>> Start DATASET ROWS

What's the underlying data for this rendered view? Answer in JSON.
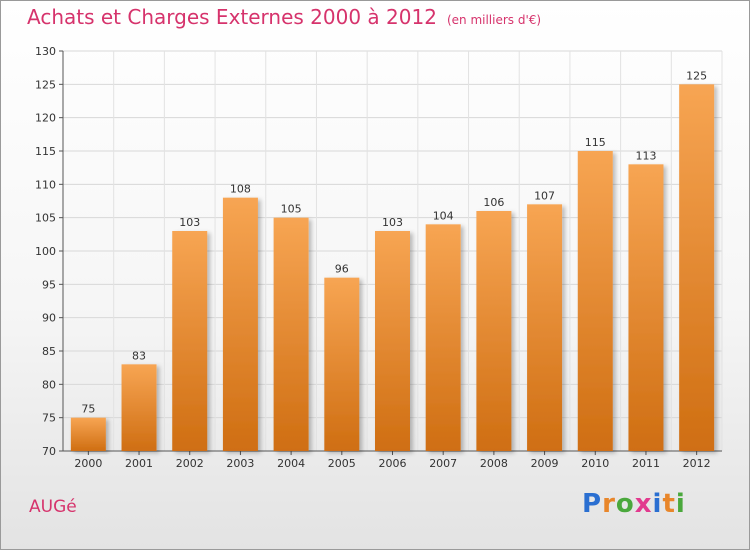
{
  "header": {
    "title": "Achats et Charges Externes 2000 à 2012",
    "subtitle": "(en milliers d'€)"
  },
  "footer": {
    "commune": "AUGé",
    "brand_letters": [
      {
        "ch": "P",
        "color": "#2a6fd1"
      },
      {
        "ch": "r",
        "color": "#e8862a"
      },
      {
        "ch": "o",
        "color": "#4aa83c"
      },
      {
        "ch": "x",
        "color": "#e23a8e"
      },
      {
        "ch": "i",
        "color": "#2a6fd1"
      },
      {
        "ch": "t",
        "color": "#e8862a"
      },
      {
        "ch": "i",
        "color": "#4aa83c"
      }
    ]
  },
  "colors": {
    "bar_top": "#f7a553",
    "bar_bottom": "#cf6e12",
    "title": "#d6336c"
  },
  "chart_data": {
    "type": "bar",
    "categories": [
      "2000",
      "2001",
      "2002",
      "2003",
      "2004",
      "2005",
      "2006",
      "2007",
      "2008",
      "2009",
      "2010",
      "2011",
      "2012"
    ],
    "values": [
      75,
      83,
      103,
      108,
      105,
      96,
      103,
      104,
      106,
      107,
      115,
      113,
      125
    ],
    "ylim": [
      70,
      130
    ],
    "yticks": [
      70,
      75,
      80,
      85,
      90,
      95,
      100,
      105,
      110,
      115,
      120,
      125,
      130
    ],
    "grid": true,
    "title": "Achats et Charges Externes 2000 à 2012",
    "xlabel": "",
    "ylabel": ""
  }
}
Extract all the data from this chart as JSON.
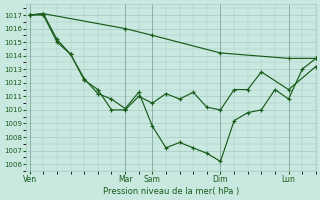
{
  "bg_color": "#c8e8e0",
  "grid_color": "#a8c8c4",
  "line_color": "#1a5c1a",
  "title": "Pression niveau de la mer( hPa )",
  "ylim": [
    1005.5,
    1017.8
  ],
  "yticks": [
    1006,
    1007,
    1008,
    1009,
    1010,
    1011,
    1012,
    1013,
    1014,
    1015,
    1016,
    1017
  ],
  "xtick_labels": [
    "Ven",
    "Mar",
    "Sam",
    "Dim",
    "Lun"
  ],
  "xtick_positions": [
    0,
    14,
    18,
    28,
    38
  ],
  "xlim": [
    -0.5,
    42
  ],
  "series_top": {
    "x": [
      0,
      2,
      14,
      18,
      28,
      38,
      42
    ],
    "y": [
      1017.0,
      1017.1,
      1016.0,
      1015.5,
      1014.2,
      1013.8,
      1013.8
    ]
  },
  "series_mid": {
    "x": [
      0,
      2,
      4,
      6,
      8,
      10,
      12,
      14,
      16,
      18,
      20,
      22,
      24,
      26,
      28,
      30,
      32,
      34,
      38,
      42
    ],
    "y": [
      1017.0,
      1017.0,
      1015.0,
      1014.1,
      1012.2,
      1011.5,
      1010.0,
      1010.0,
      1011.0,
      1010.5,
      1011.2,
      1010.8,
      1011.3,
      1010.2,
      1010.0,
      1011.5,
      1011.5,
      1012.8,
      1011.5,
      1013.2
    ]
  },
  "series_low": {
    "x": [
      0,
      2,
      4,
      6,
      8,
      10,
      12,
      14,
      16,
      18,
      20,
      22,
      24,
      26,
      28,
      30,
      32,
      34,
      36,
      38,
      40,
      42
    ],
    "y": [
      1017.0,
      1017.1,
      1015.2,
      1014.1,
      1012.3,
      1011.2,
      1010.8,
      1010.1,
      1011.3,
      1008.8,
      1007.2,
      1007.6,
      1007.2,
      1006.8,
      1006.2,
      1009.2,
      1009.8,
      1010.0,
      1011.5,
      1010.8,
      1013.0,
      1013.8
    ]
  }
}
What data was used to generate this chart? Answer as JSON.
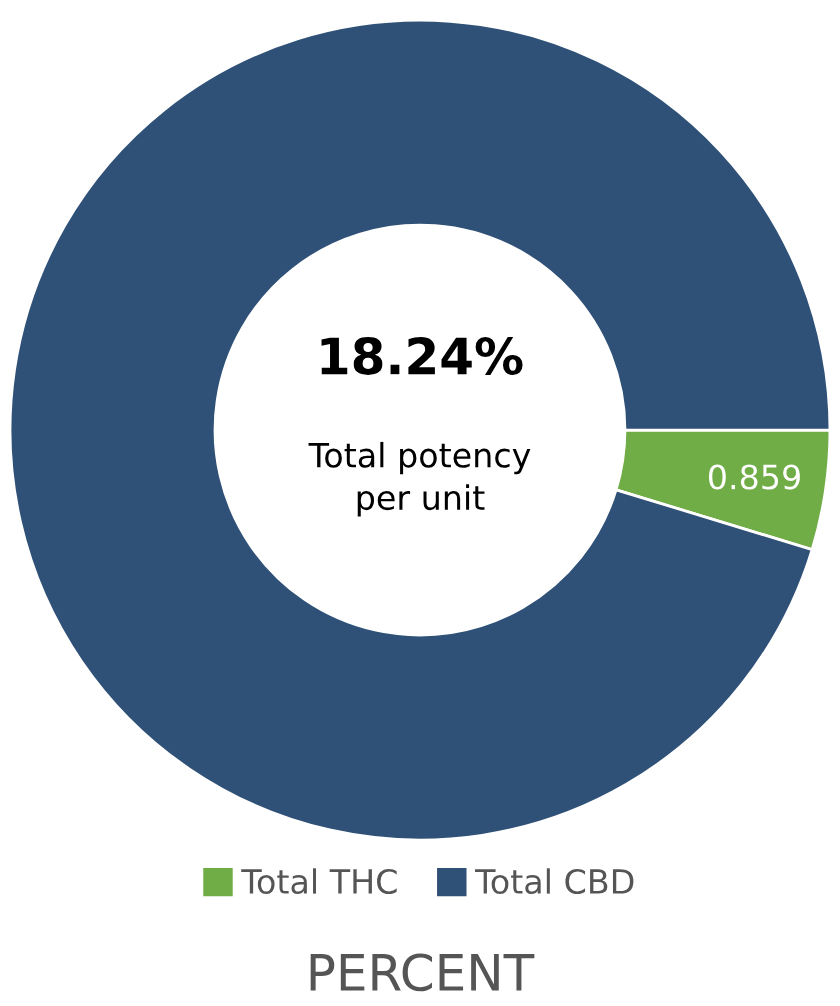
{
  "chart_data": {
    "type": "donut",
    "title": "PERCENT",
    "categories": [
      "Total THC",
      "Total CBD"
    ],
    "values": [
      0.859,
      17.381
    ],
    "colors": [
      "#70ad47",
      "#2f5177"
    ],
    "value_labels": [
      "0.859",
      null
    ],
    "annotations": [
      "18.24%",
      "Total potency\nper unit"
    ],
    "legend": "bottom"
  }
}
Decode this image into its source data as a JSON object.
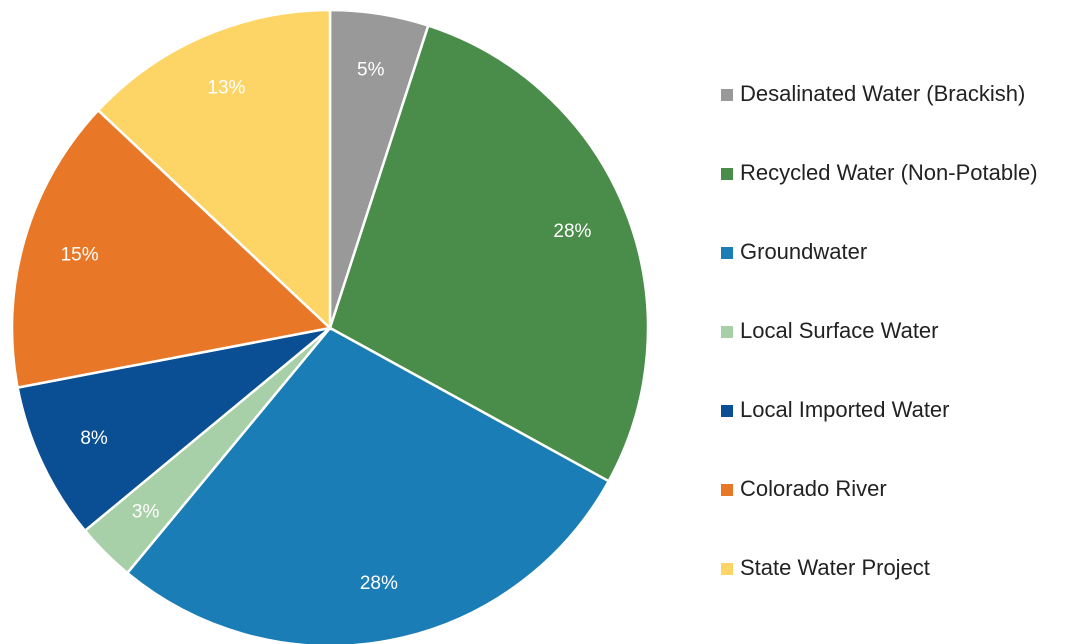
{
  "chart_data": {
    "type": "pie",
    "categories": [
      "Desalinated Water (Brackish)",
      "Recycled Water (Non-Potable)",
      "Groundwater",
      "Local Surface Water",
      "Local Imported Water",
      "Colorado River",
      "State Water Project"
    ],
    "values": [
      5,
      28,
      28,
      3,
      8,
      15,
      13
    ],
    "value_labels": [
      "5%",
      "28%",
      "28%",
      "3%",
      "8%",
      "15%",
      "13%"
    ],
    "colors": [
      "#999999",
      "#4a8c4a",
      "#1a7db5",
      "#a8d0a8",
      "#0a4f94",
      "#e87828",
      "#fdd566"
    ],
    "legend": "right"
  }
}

>> End DATASET ROWS

Every line of text is to be repeated exactly; pictures are left out.

What's the underlying data for this rendered view? Answer in JSON.
{
  "header": {
    "title": "Achats et Charges Externes 2000 à 2012",
    "subtitle": "(en milliers d'€)"
  },
  "footer": {
    "commune": "AUGé",
    "brand_letters": [
      {
        "ch": "P",
        "color": "#2a6fd1"
      },
      {
        "ch": "r",
        "color": "#e8862a"
      },
      {
        "ch": "o",
        "color": "#4aa83c"
      },
      {
        "ch": "x",
        "color": "#e23a8e"
      },
      {
        "ch": "i",
        "color": "#2a6fd1"
      },
      {
        "ch": "t",
        "color": "#e8862a"
      },
      {
        "ch": "i",
        "color": "#4aa83c"
      }
    ]
  },
  "colors": {
    "bar_top": "#f7a553",
    "bar_bottom": "#cf6e12",
    "title": "#d6336c"
  },
  "chart_data": {
    "type": "bar",
    "categories": [
      "2000",
      "2001",
      "2002",
      "2003",
      "2004",
      "2005",
      "2006",
      "2007",
      "2008",
      "2009",
      "2010",
      "2011",
      "2012"
    ],
    "values": [
      75,
      83,
      103,
      108,
      105,
      96,
      103,
      104,
      106,
      107,
      115,
      113,
      125
    ],
    "ylim": [
      70,
      130
    ],
    "yticks": [
      70,
      75,
      80,
      85,
      90,
      95,
      100,
      105,
      110,
      115,
      120,
      125,
      130
    ],
    "grid": true,
    "title": "Achats et Charges Externes 2000 à 2012",
    "xlabel": "",
    "ylabel": ""
  }
}
Extract all the data from this chart as JSON.
{
  "bg_color": "#c8e8e0",
  "grid_color": "#a8c8c4",
  "line_color": "#1a5c1a",
  "title": "Pression niveau de la mer( hPa )",
  "ylim": [
    1005.5,
    1017.8
  ],
  "yticks": [
    1006,
    1007,
    1008,
    1009,
    1010,
    1011,
    1012,
    1013,
    1014,
    1015,
    1016,
    1017
  ],
  "xtick_labels": [
    "Ven",
    "Mar",
    "Sam",
    "Dim",
    "Lun"
  ],
  "xtick_positions": [
    0,
    14,
    18,
    28,
    38
  ],
  "xlim": [
    -0.5,
    42
  ],
  "series_top": {
    "x": [
      0,
      2,
      14,
      18,
      28,
      38,
      42
    ],
    "y": [
      1017.0,
      1017.1,
      1016.0,
      1015.5,
      1014.2,
      1013.8,
      1013.8
    ]
  },
  "series_mid": {
    "x": [
      0,
      2,
      4,
      6,
      8,
      10,
      12,
      14,
      16,
      18,
      20,
      22,
      24,
      26,
      28,
      30,
      32,
      34,
      38,
      42
    ],
    "y": [
      1017.0,
      1017.0,
      1015.0,
      1014.1,
      1012.2,
      1011.5,
      1010.0,
      1010.0,
      1011.0,
      1010.5,
      1011.2,
      1010.8,
      1011.3,
      1010.2,
      1010.0,
      1011.5,
      1011.5,
      1012.8,
      1011.5,
      1013.2
    ]
  },
  "series_low": {
    "x": [
      0,
      2,
      4,
      6,
      8,
      10,
      12,
      14,
      16,
      18,
      20,
      22,
      24,
      26,
      28,
      30,
      32,
      34,
      36,
      38,
      40,
      42
    ],
    "y": [
      1017.0,
      1017.1,
      1015.2,
      1014.1,
      1012.3,
      1011.2,
      1010.8,
      1010.1,
      1011.3,
      1008.8,
      1007.2,
      1007.6,
      1007.2,
      1006.8,
      1006.2,
      1009.2,
      1009.8,
      1010.0,
      1011.5,
      1010.8,
      1013.0,
      1013.8
    ]
  }
}
What data was used to generate this chart? Answer as JSON.
{
  "chart_data": {
    "type": "donut",
    "title": "PERCENT",
    "categories": [
      "Total THC",
      "Total CBD"
    ],
    "values": [
      0.859,
      17.381
    ],
    "colors": [
      "#70ad47",
      "#2f5177"
    ],
    "value_labels": [
      "0.859",
      null
    ],
    "annotations": [
      "18.24%",
      "Total potency\nper unit"
    ],
    "legend": "bottom"
  }
}
Decode this image into its source data as a JSON object.
{
  "chart_data": {
    "type": "pie",
    "categories": [
      "Desalinated Water (Brackish)",
      "Recycled Water (Non-Potable)",
      "Groundwater",
      "Local Surface Water",
      "Local Imported Water",
      "Colorado River",
      "State Water Project"
    ],
    "values": [
      5,
      28,
      28,
      3,
      8,
      15,
      13
    ],
    "value_labels": [
      "5%",
      "28%",
      "28%",
      "3%",
      "8%",
      "15%",
      "13%"
    ],
    "colors": [
      "#999999",
      "#4a8c4a",
      "#1a7db5",
      "#a8d0a8",
      "#0a4f94",
      "#e87828",
      "#fdd566"
    ],
    "legend": "right"
  }
}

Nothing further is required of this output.